## Task instructions
Present every line of the material below as a Markdown table with the columns "No." and "Entry", numbering the rows and omitting blank lines. Leave the pictures out.

--- start of Material to process ---

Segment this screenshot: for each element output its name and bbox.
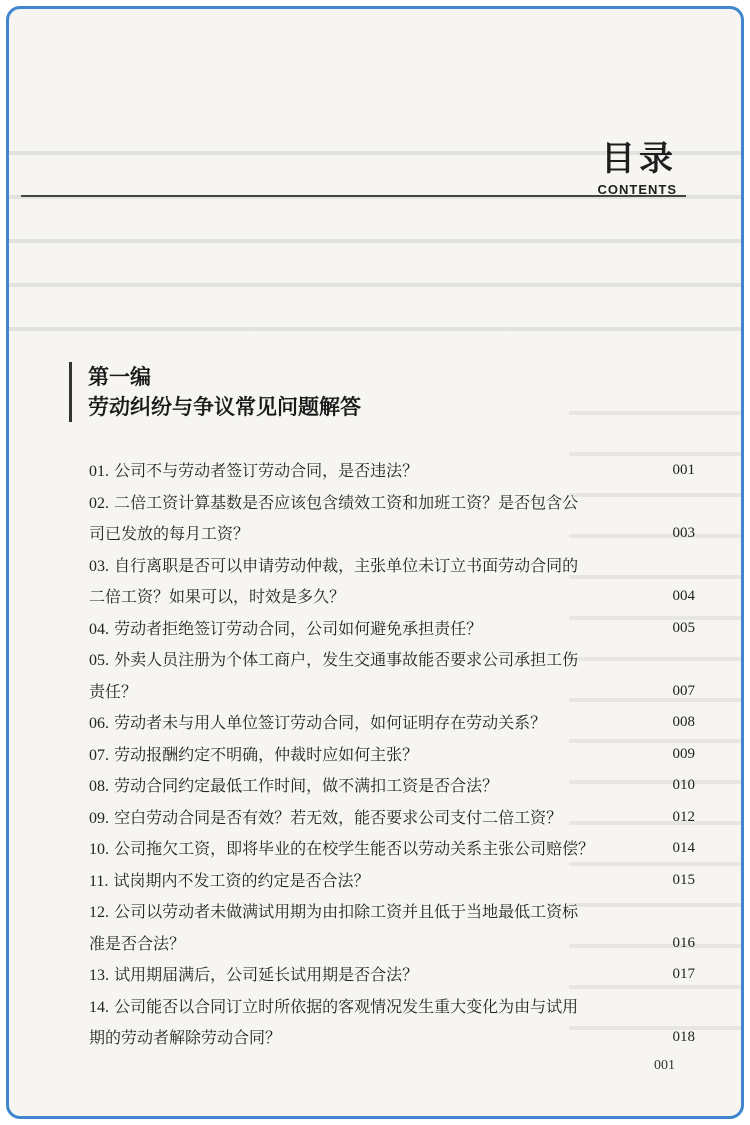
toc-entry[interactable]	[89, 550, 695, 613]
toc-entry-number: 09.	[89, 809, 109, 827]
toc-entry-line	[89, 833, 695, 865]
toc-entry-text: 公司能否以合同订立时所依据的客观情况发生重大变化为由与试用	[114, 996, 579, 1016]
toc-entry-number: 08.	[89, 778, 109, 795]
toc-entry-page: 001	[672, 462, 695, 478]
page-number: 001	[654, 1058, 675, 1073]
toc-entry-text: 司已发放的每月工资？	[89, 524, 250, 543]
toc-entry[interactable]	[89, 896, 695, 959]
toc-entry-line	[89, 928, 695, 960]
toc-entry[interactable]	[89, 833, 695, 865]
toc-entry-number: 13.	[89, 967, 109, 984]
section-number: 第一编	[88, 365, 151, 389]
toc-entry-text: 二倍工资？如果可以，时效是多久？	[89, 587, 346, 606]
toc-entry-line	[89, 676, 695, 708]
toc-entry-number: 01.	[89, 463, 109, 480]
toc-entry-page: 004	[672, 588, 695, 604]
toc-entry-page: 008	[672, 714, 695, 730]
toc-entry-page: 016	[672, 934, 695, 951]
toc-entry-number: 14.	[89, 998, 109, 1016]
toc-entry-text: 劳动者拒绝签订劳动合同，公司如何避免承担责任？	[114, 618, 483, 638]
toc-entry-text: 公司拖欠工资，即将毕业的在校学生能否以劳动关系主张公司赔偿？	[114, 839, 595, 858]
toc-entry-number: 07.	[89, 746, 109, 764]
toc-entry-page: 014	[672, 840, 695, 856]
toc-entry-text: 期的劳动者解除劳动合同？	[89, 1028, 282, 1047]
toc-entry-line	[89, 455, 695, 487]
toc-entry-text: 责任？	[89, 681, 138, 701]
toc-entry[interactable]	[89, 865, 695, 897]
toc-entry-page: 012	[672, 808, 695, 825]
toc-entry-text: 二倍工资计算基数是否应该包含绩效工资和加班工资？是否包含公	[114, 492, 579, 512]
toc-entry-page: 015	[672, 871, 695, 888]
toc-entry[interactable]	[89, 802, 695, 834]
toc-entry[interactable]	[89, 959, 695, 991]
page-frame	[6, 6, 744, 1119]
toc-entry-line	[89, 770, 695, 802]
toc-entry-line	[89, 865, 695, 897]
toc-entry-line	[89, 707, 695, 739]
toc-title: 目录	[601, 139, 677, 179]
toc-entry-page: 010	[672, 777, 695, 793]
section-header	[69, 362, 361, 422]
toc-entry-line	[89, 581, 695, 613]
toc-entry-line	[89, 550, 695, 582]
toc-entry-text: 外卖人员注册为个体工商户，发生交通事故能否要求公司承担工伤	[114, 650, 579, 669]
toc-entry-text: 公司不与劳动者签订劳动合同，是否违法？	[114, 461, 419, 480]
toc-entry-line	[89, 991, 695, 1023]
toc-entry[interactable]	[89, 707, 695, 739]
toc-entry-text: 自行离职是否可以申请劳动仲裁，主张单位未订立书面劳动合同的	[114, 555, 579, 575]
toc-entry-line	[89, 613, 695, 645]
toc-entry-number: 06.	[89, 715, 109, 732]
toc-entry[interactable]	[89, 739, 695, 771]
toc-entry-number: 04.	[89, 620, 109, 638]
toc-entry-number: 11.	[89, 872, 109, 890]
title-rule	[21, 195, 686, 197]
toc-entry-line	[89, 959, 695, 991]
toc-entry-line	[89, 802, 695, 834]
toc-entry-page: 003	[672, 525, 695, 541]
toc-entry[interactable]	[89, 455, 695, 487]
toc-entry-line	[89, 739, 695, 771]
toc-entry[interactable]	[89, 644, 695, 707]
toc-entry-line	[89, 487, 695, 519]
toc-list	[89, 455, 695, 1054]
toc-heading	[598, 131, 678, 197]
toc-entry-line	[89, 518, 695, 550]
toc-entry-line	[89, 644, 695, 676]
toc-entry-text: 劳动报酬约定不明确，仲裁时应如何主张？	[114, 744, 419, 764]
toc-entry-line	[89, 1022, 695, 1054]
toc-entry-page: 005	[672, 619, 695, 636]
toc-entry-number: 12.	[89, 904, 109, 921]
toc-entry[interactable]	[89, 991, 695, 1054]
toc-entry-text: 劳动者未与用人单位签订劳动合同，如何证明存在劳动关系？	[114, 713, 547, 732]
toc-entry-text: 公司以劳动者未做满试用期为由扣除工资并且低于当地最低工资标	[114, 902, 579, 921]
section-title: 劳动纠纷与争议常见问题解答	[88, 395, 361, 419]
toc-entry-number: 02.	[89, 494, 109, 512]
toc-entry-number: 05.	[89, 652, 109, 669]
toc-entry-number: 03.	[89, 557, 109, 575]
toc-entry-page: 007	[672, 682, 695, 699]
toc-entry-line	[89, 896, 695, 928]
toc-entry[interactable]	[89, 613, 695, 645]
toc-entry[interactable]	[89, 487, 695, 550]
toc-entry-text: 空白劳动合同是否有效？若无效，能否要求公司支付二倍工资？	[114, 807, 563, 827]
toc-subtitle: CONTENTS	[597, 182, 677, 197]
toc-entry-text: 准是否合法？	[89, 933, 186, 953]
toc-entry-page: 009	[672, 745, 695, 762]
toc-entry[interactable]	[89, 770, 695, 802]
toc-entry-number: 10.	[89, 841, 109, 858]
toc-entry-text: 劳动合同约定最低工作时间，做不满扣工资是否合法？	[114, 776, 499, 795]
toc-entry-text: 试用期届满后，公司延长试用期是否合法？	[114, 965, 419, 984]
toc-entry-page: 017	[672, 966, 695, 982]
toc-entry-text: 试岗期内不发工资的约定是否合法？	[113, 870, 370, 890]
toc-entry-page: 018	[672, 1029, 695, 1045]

--- end of Material to process ---

## Correct response
| No. | Entry |
|---|---|
| 1 | Segment this screenshot: for each element output its name and bbox. |
| 2 | toc-entry[interactable]	[89, 550, 695, 613] |
| 3 | toc-entry-number: 09.	[89, 809, 109, 827] |
| 4 | toc-entry-line	[89, 833, 695, 865] |
| 5 | toc-entry-text: 公司能否以合同订立时所依据的客观情况发生重大变化为由与试用	[114, 996, 579, 1016] |
| 6 | toc-entry-number: 08.	[89, 778, 109, 795] |
| 7 | toc-entry-page: 001	[672, 462, 695, 478] |
| 8 | page-number: 001	[654, 1058, 675, 1073] |
| 9 | toc-entry-text: 司已发放的每月工资？	[89, 524, 250, 543] |
| 10 | toc-entry[interactable]	[89, 896, 695, 959] |
| 11 | toc-entry-line	[89, 928, 695, 960] |
| 12 | toc-entry[interactable]	[89, 833, 695, 865] |
| 13 | toc-entry-number: 13.	[89, 967, 109, 984] |
| 14 | section-number: 第一编	[88, 365, 151, 389] |
| 15 | toc-entry-text: 二倍工资？如果可以，时效是多久？	[89, 587, 346, 606] |
| 16 | toc-entry-line	[89, 676, 695, 708] |
| 17 | toc-entry-number: 01.	[89, 463, 109, 480] |
| 18 | toc-entry-page: 004	[672, 588, 695, 604] |
| 19 | toc-entry-page: 008	[672, 714, 695, 730] |
| 20 | toc-entry-page: 016	[672, 934, 695, 951] |
| 21 | toc-entry-number: 14.	[89, 998, 109, 1016] |
| 22 | toc-entry-text: 劳动者拒绝签订劳动合同，公司如何避免承担责任？	[114, 618, 483, 638] |
| 23 | toc-entry-text: 公司拖欠工资，即将毕业的在校学生能否以劳动关系主张公司赔偿？	[114, 839, 595, 858] |
| 24 | toc-entry-number: 07.	[89, 746, 109, 764] |
| 25 | toc-entry-page: 014	[672, 840, 695, 856] |
| 26 | toc-entry-text: 期的劳动者解除劳动合同？	[89, 1028, 282, 1047] |
| 27 | toc-entry-line	[89, 455, 695, 487] |
| 28 | toc-entry-text: 责任？	[89, 681, 138, 701] |
| 29 | toc-entry[interactable]	[89, 865, 695, 897] |
| 30 | toc-entry-page: 012	[672, 808, 695, 825] |
| 31 | toc-entry-text: 二倍工资计算基数是否应该包含绩效工资和加班工资？是否包含公	[114, 492, 579, 512] |
| 32 | toc-entry-page: 015	[672, 871, 695, 888] |
| 33 | toc-entry[interactable]	[89, 802, 695, 834] |
| 34 | toc-entry[interactable]	[89, 959, 695, 991] |
| 35 | page-frame	[6, 6, 744, 1119] |
| 36 | toc-entry-line	[89, 770, 695, 802] |
| 37 | toc-entry-line	[89, 865, 695, 897] |
| 38 | toc-entry-line	[89, 707, 695, 739] |
| 39 | toc-title: 目录	[601, 139, 677, 179] |
| 40 | toc-entry-page: 010	[672, 777, 695, 793] |
| 41 | section-header	[69, 362, 361, 422] |
| 42 | toc-entry-line	[89, 581, 695, 613] |
| 43 | toc-entry-line	[89, 550, 695, 582] |
| 44 | toc-entry-text: 外卖人员注册为个体工商户，发生交通事故能否要求公司承担工伤	[114, 650, 579, 669] |
| 45 | toc-entry-text: 公司不与劳动者签订劳动合同，是否违法？	[114, 461, 419, 480] |
| 46 | toc-entry-line	[89, 991, 695, 1023] |
| 47 | toc-entry[interactable]	[89, 707, 695, 739] |
| 48 | toc-entry-text: 自行离职是否可以申请劳动仲裁，主张单位未订立书面劳动合同的	[114, 555, 579, 575] |
| 49 | toc-entry-line	[89, 613, 695, 645] |
| 50 | toc-entry-number: 06.	[89, 715, 109, 732] |
| 51 | toc-entry[interactable]	[89, 739, 695, 771] |
| 52 | toc-entry-number: 04.	[89, 620, 109, 638] |
| 53 | toc-entry-number: 11.	[89, 872, 109, 890] |
| 54 | title-rule	[21, 195, 686, 197] |
| 55 | toc-entry-line	[89, 959, 695, 991] |
| 56 | toc-entry-line	[89, 802, 695, 834] |
| 57 | toc-entry-page: 003	[672, 525, 695, 541] |
| 58 | toc-entry[interactable]	[89, 455, 695, 487] |
| 59 | toc-entry-line	[89, 739, 695, 771] |
| 60 | toc-entry[interactable]	[89, 644, 695, 707] |
| 61 | toc-entry-line	[89, 487, 695, 519] |
| 62 | toc-list	[89, 455, 695, 1054] |
| 63 | toc-heading	[598, 131, 678, 197] |
| 64 | toc-entry-line	[89, 518, 695, 550] |
| 65 | toc-entry-line	[89, 644, 695, 676] |
| 66 | toc-entry-text: 劳动报酬约定不明确，仲裁时应如何主张？	[114, 744, 419, 764] |
| 67 | toc-entry-line	[89, 1022, 695, 1054] |
| 68 | toc-entry-page: 005	[672, 619, 695, 636] |
| 69 | toc-entry-number: 12.	[89, 904, 109, 921] |
| 70 | toc-entry[interactable]	[89, 991, 695, 1054] |
| 71 | toc-entry-text: 劳动者未与用人单位签订劳动合同，如何证明存在劳动关系？	[114, 713, 547, 732] |
| 72 | toc-entry-text: 公司以劳动者未做满试用期为由扣除工资并且低于当地最低工资标	[114, 902, 579, 921] |
| 73 | section-title: 劳动纠纷与争议常见问题解答	[88, 395, 361, 419] |
| 74 | toc-entry-number: 02.	[89, 494, 109, 512] |
| 75 | toc-entry-number: 05.	[89, 652, 109, 669] |
| 76 | toc-entry-number: 03.	[89, 557, 109, 575] |
| 77 | toc-entry-page: 007	[672, 682, 695, 699] |
| 78 | toc-entry-line	[89, 896, 695, 928] |
| 79 | toc-entry[interactable]	[89, 613, 695, 645] |
| 80 | toc-entry[interactable]	[89, 487, 695, 550] |
| 81 | toc-entry-text: 空白劳动合同是否有效？若无效，能否要求公司支付二倍工资？	[114, 807, 563, 827] |
| 82 | toc-subtitle: CONTENTS	[597, 182, 677, 197] |
| 83 | toc-entry-text: 准是否合法？	[89, 933, 186, 953] |
| 84 | toc-entry-page: 009	[672, 745, 695, 762] |
| 85 | toc-entry[interactable]	[89, 770, 695, 802] |
| 86 | toc-entry-number: 10.	[89, 841, 109, 858] |
| 87 | toc-entry-text: 劳动合同约定最低工作时间，做不满扣工资是否合法？	[114, 776, 499, 795] |
| 88 | toc-entry-text: 试用期届满后，公司延长试用期是否合法？	[114, 965, 419, 984] |
| 89 | toc-entry-page: 017	[672, 966, 695, 982] |
| 90 | toc-entry-text: 试岗期内不发工资的约定是否合法？	[113, 870, 370, 890] |
| 91 | toc-entry-page: 018	[672, 1029, 695, 1045] |